WRITTEN TASK: Rewrite these lines with every "table-cell" changed to "grid-cell" and the rest left as is. Omit the pictures.

MATERIAL SUPPLIED:
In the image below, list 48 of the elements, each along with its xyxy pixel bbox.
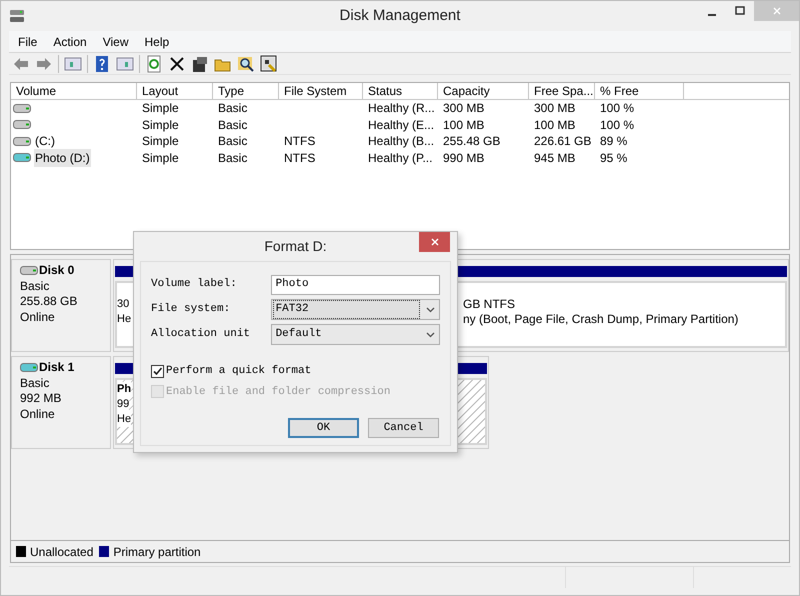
disk-detail: 992 MB — [20, 391, 62, 406]
legend-label: Unallocated — [30, 544, 94, 560]
table-cell: 100 MB — [443, 118, 484, 132]
table-cell: 89 % — [600, 134, 628, 148]
disk-detail: Basic — [20, 278, 50, 294]
table-cell: Basic — [218, 134, 248, 148]
table-cell: Simple — [142, 150, 179, 165]
checkbox-label: Enable file and folder compression — [166, 384, 390, 400]
disk-detail: Basic — [20, 376, 50, 391]
table-cell: 100 MB — [534, 118, 576, 132]
partition-text: He — [117, 412, 132, 427]
checkbox-label: Perform a quick format — [166, 364, 312, 379]
table-cell: 300 MB — [443, 101, 484, 116]
table-cell: Simple — [142, 101, 179, 116]
field-label: Volume label: — [151, 277, 238, 292]
disk-detail: Online — [20, 310, 56, 325]
table-cell: 100 % — [600, 118, 634, 132]
table-cell: 100 % — [600, 101, 634, 116]
table-cell: NTFS — [284, 150, 316, 165]
table-cell: 255.48 GB — [443, 134, 500, 148]
field-label: Allocation unit — [151, 327, 252, 342]
disk-detail: 255.88 GB — [20, 294, 78, 310]
table-cell: 300 MB — [534, 101, 576, 116]
field-label: File system: — [151, 302, 232, 318]
disk-name: Disk 0 — [39, 263, 74, 278]
partition-text: ny (Boot, Page File, Crash Dump, Primary Partition) — [463, 312, 738, 327]
disk-name: Disk 1 — [39, 360, 74, 376]
partition-text: Ph — [117, 382, 132, 397]
partition-text: 99 — [117, 397, 130, 412]
table-cell: Basic — [218, 118, 248, 132]
dialog-title: Format D: — [264, 237, 327, 256]
table-cell: Basic — [218, 101, 248, 116]
partition-text: GB NTFS — [463, 297, 516, 312]
table-cell: 990 MB — [443, 150, 484, 165]
table-cell: Healthy (R... — [368, 101, 435, 116]
legend-label: Primary partition — [113, 544, 201, 560]
table-cell: Basic — [218, 150, 248, 165]
table-cell: Healthy (B... — [368, 134, 434, 148]
table-cell: 945 MB — [534, 150, 576, 165]
table-cell: Simple — [142, 134, 179, 148]
table-cell: Healthy (E... — [368, 118, 434, 132]
table-cell: NTFS — [284, 134, 316, 148]
window-title: Disk Management — [340, 6, 460, 26]
disk-detail: Online — [20, 406, 56, 422]
table-cell: 226.61 GB — [534, 134, 592, 148]
table-cell: Simple — [142, 118, 179, 132]
table-cell: 95 % — [600, 150, 628, 165]
table-cell: Healthy (P... — [368, 150, 432, 165]
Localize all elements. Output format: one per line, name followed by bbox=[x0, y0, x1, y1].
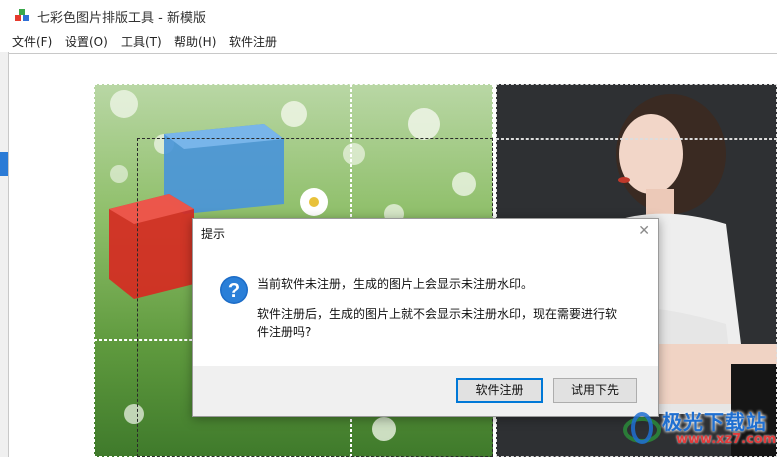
left-panel-edge bbox=[0, 52, 9, 457]
menu-settings[interactable]: 设置(O) bbox=[65, 33, 108, 50]
menu-help[interactable]: 帮助(H) bbox=[174, 33, 216, 50]
close-icon[interactable]: ✕ bbox=[638, 223, 650, 239]
dialog-title: 提示 bbox=[201, 227, 226, 241]
dialog-message-line1: 当前软件未注册，生成的图片上会显示未注册水印。 bbox=[257, 277, 534, 291]
dialog-footer: 软件注册 试用下先 bbox=[193, 366, 658, 416]
title-bar: 七彩色图片排版工具 - 新模版 bbox=[0, 0, 777, 30]
dialog-message-line2: 软件注册后，生成的图片上就不会显示未注册水印，现在需要进行软件注册吗? bbox=[257, 307, 618, 339]
watermark-url: www.xz7.com bbox=[676, 432, 777, 447]
guide-horizontal-right bbox=[496, 138, 777, 140]
menu-tools[interactable]: 工具(T) bbox=[121, 33, 162, 50]
site-watermark: 极光下载站 www.xz7.com bbox=[618, 404, 777, 457]
watermark-text: 极光下载站 bbox=[662, 410, 767, 434]
register-button[interactable]: 软件注册 bbox=[456, 378, 543, 403]
window-title: 七彩色图片排版工具 - 新模版 bbox=[37, 11, 206, 26]
menu-bar: 文件(F) 设置(O) 工具(T) 帮助(H) 软件注册 bbox=[0, 30, 777, 52]
menu-file[interactable]: 文件(F) bbox=[12, 33, 52, 50]
watermark-logo-icon bbox=[623, 412, 661, 444]
panel-selection-marker bbox=[0, 152, 8, 176]
question-icon: ? bbox=[220, 276, 248, 304]
try-first-button[interactable]: 试用下先 bbox=[553, 378, 637, 403]
svg-text:?: ? bbox=[228, 280, 240, 302]
prompt-dialog: 提示 ✕ ? 当前软件未注册，生成的图片上会显示未注册水印。 软件注册后，生成的… bbox=[192, 218, 659, 417]
menu-register[interactable]: 软件注册 bbox=[229, 33, 277, 50]
app-logo-icon bbox=[15, 9, 29, 21]
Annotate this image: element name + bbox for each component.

RESPONSE TO THE EXERCISE:
In the image below, list 48 of the elements, each along with its xyxy pixel bbox.
disk-detail: 992 MB — [20, 391, 62, 406]
legend-label: Unallocated — [30, 544, 94, 560]
grid-cell: 100 MB — [443, 118, 484, 132]
grid-cell: 89 % — [600, 134, 628, 148]
disk-detail: Basic — [20, 278, 50, 294]
grid-cell: Basic — [218, 134, 248, 148]
grid-cell: Simple — [142, 150, 179, 165]
checkbox-label: Enable file and folder compression — [166, 384, 390, 400]
disk-detail: Basic — [20, 376, 50, 391]
grid-cell: 100 MB — [534, 118, 576, 132]
partition-text: He — [117, 412, 132, 427]
checkbox-label: Perform a quick format — [166, 364, 312, 379]
grid-cell: 300 MB — [443, 101, 484, 116]
grid-cell: Simple — [142, 101, 179, 116]
field-label: Volume label: — [151, 277, 238, 292]
disk-detail: Online — [20, 310, 56, 325]
grid-cell: 100 % — [600, 118, 634, 132]
grid-cell: 100 % — [600, 101, 634, 116]
grid-cell: NTFS — [284, 150, 316, 165]
grid-cell: 255.48 GB — [443, 134, 500, 148]
field-label: Allocation unit — [151, 327, 252, 342]
disk-detail: 255.88 GB — [20, 294, 78, 310]
grid-cell: 300 MB — [534, 101, 576, 116]
field-label: File system: — [151, 302, 232, 318]
disk-name: Disk 0 — [39, 263, 74, 278]
partition-text: ny (Boot, Page File, Crash Dump, Primary Partition) — [463, 312, 738, 327]
disk-name: Disk 1 — [39, 360, 74, 376]
partition-text: Ph — [117, 382, 132, 397]
partition-text: 99 — [117, 397, 130, 412]
grid-cell: Basic — [218, 118, 248, 132]
dialog-title: Format D: — [264, 237, 327, 256]
grid-cell: Basic — [218, 101, 248, 116]
partition-text: GB NTFS — [463, 297, 516, 312]
grid-cell: 990 MB — [443, 150, 484, 165]
grid-cell: Healthy (R... — [368, 101, 435, 116]
legend-label: Primary partition — [113, 544, 201, 560]
grid-cell: Basic — [218, 150, 248, 165]
grid-cell: Healthy (B... — [368, 134, 434, 148]
grid-cell: 945 MB — [534, 150, 576, 165]
grid-cell: Simple — [142, 134, 179, 148]
grid-cell: Healthy (E... — [368, 118, 434, 132]
grid-cell: NTFS — [284, 134, 316, 148]
window-title: Disk Management — [340, 6, 460, 26]
disk-detail: Online — [20, 406, 56, 422]
grid-cell: 226.61 GB — [534, 134, 592, 148]
grid-cell: Simple — [142, 118, 179, 132]
grid-cell: 95 % — [600, 150, 628, 165]
grid-cell: Healthy (P... — [368, 150, 432, 165]
Localize all elements. Output format: one per line, name followed by bbox=[x0, y0, x1, y1].
left-panel-edge bbox=[0, 52, 9, 457]
menu-settings[interactable]: 设置(O) bbox=[65, 33, 108, 50]
menu-help[interactable]: 帮助(H) bbox=[174, 33, 216, 50]
close-icon[interactable]: ✕ bbox=[638, 223, 650, 239]
dialog-title: 提示 bbox=[201, 227, 226, 241]
dialog-message-line1: 当前软件未注册，生成的图片上会显示未注册水印。 bbox=[257, 277, 534, 291]
dialog-footer: 软件注册 试用下先 bbox=[193, 366, 658, 416]
title-bar: 七彩色图片排版工具 - 新模版 bbox=[0, 0, 777, 30]
dialog-message-line2: 软件注册后，生成的图片上就不会显示未注册水印，现在需要进行软件注册吗? bbox=[257, 307, 618, 339]
watermark-url: www.xz7.com bbox=[676, 432, 777, 447]
guide-horizontal-right bbox=[496, 138, 777, 140]
menu-tools[interactable]: 工具(T) bbox=[121, 33, 162, 50]
site-watermark: 极光下载站 www.xz7.com bbox=[618, 404, 777, 457]
watermark-text: 极光下载站 bbox=[662, 410, 767, 434]
register-button[interactable]: 软件注册 bbox=[456, 378, 543, 403]
window-title: 七彩色图片排版工具 - 新模版 bbox=[37, 11, 206, 26]
menu-bar: 文件(F) 设置(O) 工具(T) 帮助(H) 软件注册 bbox=[0, 30, 777, 52]
menu-file[interactable]: 文件(F) bbox=[12, 33, 52, 50]
watermark-logo-icon bbox=[623, 412, 661, 444]
panel-selection-marker bbox=[0, 152, 8, 176]
question-icon: ? bbox=[220, 276, 248, 304]
try-first-button[interactable]: 试用下先 bbox=[553, 378, 637, 403]
svg-text:?: ? bbox=[228, 280, 240, 302]
prompt-dialog: 提示 ✕ ? 当前软件未注册，生成的图片上会显示未注册水印。 软件注册后，生成的… bbox=[192, 218, 659, 417]
menu-register[interactable]: 软件注册 bbox=[229, 33, 277, 50]
app-logo-icon bbox=[15, 9, 29, 21]
Annotate this image: element name + bbox for each component.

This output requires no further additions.